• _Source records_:
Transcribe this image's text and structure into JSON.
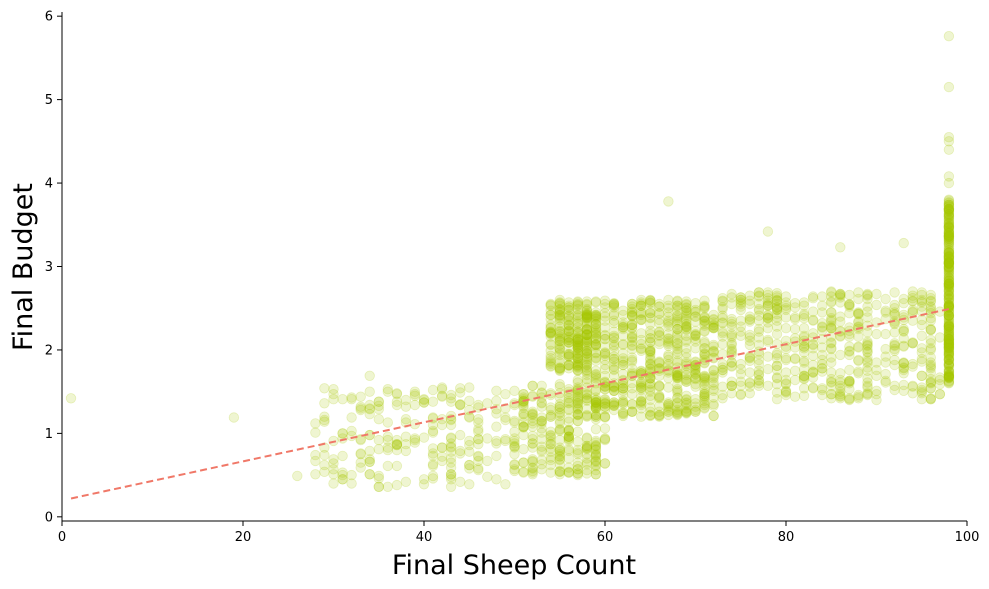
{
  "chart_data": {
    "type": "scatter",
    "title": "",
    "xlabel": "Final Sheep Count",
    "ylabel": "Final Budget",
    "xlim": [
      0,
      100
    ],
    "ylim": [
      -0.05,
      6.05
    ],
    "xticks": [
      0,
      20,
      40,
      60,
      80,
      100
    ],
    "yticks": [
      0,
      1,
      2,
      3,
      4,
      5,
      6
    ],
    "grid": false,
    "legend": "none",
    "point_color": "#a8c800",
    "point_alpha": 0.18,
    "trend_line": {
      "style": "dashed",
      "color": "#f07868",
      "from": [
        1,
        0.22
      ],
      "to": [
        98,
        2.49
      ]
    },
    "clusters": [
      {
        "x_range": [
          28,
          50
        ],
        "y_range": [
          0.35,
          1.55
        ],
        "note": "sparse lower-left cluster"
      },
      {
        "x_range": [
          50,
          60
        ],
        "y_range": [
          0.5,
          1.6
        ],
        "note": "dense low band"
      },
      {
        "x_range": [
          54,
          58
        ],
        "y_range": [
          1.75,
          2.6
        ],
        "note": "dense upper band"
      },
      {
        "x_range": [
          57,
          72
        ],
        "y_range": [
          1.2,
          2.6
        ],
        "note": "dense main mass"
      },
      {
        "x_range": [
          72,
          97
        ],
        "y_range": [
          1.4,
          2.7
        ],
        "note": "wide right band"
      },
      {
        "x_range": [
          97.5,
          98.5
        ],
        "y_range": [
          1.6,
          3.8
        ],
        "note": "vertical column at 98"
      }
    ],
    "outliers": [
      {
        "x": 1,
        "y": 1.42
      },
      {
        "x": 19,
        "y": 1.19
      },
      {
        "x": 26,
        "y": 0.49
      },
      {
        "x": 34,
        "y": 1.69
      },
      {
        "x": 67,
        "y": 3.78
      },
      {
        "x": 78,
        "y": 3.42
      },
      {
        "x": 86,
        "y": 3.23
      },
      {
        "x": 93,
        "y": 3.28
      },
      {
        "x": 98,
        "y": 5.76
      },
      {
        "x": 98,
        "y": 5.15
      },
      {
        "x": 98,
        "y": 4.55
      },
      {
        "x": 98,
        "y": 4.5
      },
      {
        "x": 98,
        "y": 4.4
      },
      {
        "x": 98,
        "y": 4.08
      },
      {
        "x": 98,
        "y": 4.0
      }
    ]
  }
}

• _Exercise task_: Quote the records above in full, dropping each picture.

• _Response to the task_:
Transcribe this image's text and structure into JSON.
{
  "chart_data": {
    "type": "scatter",
    "title": "",
    "xlabel": "Final Sheep Count",
    "ylabel": "Final Budget",
    "xlim": [
      0,
      100
    ],
    "ylim": [
      -0.05,
      6.05
    ],
    "xticks": [
      0,
      20,
      40,
      60,
      80,
      100
    ],
    "yticks": [
      0,
      1,
      2,
      3,
      4,
      5,
      6
    ],
    "grid": false,
    "legend": "none",
    "point_color": "#a8c800",
    "point_alpha": 0.18,
    "trend_line": {
      "style": "dashed",
      "color": "#f07868",
      "from": [
        1,
        0.22
      ],
      "to": [
        98,
        2.49
      ]
    },
    "clusters": [
      {
        "x_range": [
          28,
          50
        ],
        "y_range": [
          0.35,
          1.55
        ],
        "note": "sparse lower-left cluster"
      },
      {
        "x_range": [
          50,
          60
        ],
        "y_range": [
          0.5,
          1.6
        ],
        "note": "dense low band"
      },
      {
        "x_range": [
          54,
          58
        ],
        "y_range": [
          1.75,
          2.6
        ],
        "note": "dense upper band"
      },
      {
        "x_range": [
          57,
          72
        ],
        "y_range": [
          1.2,
          2.6
        ],
        "note": "dense main mass"
      },
      {
        "x_range": [
          72,
          97
        ],
        "y_range": [
          1.4,
          2.7
        ],
        "note": "wide right band"
      },
      {
        "x_range": [
          97.5,
          98.5
        ],
        "y_range": [
          1.6,
          3.8
        ],
        "note": "vertical column at 98"
      }
    ],
    "outliers": [
      {
        "x": 1,
        "y": 1.42
      },
      {
        "x": 19,
        "y": 1.19
      },
      {
        "x": 26,
        "y": 0.49
      },
      {
        "x": 34,
        "y": 1.69
      },
      {
        "x": 67,
        "y": 3.78
      },
      {
        "x": 78,
        "y": 3.42
      },
      {
        "x": 86,
        "y": 3.23
      },
      {
        "x": 93,
        "y": 3.28
      },
      {
        "x": 98,
        "y": 5.76
      },
      {
        "x": 98,
        "y": 5.15
      },
      {
        "x": 98,
        "y": 4.55
      },
      {
        "x": 98,
        "y": 4.5
      },
      {
        "x": 98,
        "y": 4.4
      },
      {
        "x": 98,
        "y": 4.08
      },
      {
        "x": 98,
        "y": 4.0
      }
    ]
  }
}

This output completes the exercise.